Dataset items
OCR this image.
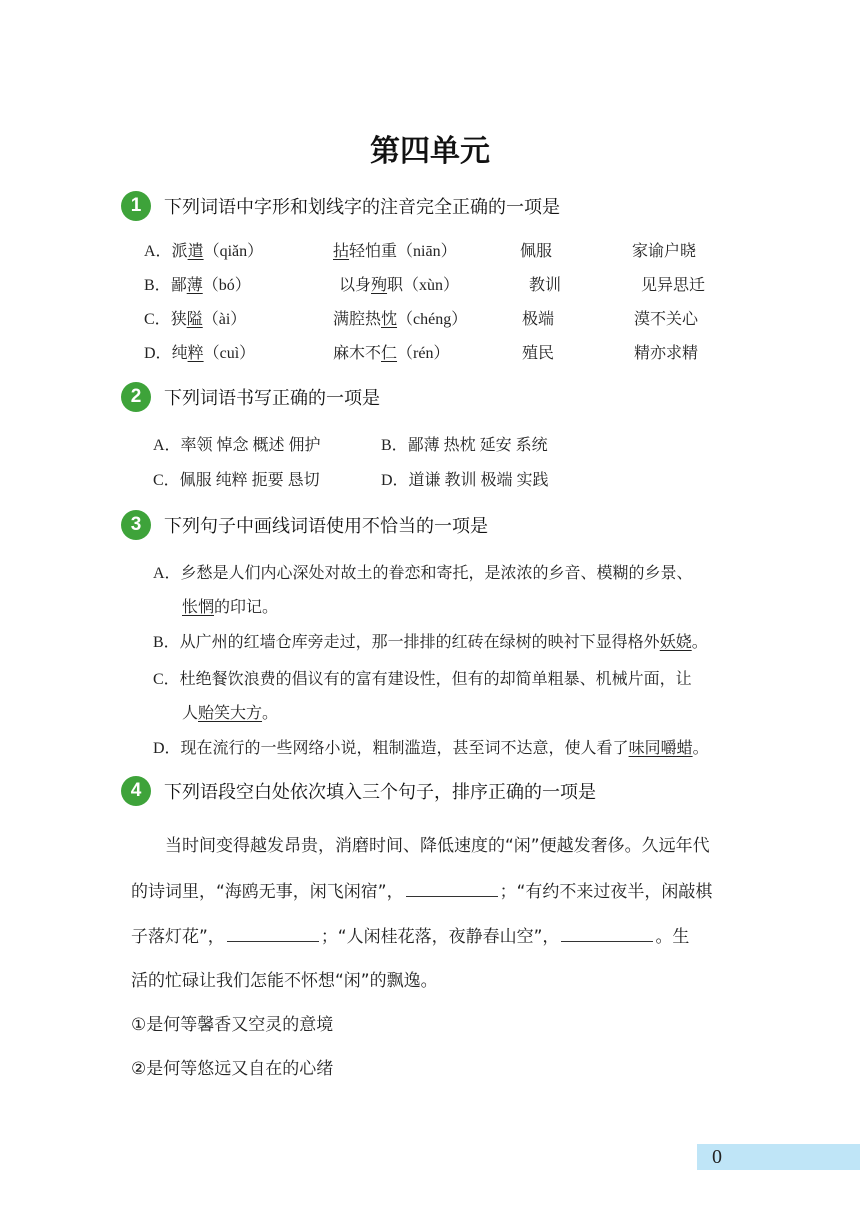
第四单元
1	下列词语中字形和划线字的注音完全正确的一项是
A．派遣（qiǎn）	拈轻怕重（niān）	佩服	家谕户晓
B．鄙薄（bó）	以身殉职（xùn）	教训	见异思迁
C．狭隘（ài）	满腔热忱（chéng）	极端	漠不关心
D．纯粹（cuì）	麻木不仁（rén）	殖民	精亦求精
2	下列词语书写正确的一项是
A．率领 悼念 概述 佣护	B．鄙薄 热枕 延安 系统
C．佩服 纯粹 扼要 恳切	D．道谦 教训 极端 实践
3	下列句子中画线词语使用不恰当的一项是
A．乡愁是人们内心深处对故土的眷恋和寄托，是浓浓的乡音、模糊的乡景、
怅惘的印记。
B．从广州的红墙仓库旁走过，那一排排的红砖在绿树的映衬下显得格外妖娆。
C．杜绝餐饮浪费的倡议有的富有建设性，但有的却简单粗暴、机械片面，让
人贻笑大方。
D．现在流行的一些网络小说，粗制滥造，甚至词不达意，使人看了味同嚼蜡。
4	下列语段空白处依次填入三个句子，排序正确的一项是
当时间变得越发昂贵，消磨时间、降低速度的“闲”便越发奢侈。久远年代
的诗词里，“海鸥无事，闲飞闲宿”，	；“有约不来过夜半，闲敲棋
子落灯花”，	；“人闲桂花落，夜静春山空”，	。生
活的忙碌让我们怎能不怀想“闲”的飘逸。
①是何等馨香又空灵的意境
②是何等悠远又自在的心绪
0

- _Instruction_:
Retype the data above exactly; pictures are not part of the copy.

- _Task result_:
OCR this image.
第四单元
1	下列词语中字形和划线字的注音完全正确的一项是
A．派遣（qiǎn）	拈轻怕重（niān）	佩服	家谕户晓
B．鄙薄（bó）	以身殉职（xùn）	教训	见异思迁
C．狭隘（ài）	满腔热忱（chéng）	极端	漠不关心
D．纯粹（cuì）	麻木不仁（rén）	殖民	精亦求精
2	下列词语书写正确的一项是
A．率领 悼念 概述 佣护	B．鄙薄 热枕 延安 系统
C．佩服 纯粹 扼要 恳切	D．道谦 教训 极端 实践
3	下列句子中画线词语使用不恰当的一项是
A．乡愁是人们内心深处对故土的眷恋和寄托，是浓浓的乡音、模糊的乡景、
怅惘的印记。
B．从广州的红墙仓库旁走过，那一排排的红砖在绿树的映衬下显得格外妖娆。
C．杜绝餐饮浪费的倡议有的富有建设性，但有的却简单粗暴、机械片面，让
人贻笑大方。
D．现在流行的一些网络小说，粗制滥造，甚至词不达意，使人看了味同嚼蜡。
4	下列语段空白处依次填入三个句子，排序正确的一项是
当时间变得越发昂贵，消磨时间、降低速度的“闲”便越发奢侈。久远年代
的诗词里，“海鸥无事，闲飞闲宿”，	；“有约不来过夜半，闲敲棋
子落灯花”，	；“人闲桂花落，夜静春山空”，	。生
活的忙碌让我们怎能不怀想“闲”的飘逸。
①是何等馨香又空灵的意境
②是何等悠远又自在的心绪
0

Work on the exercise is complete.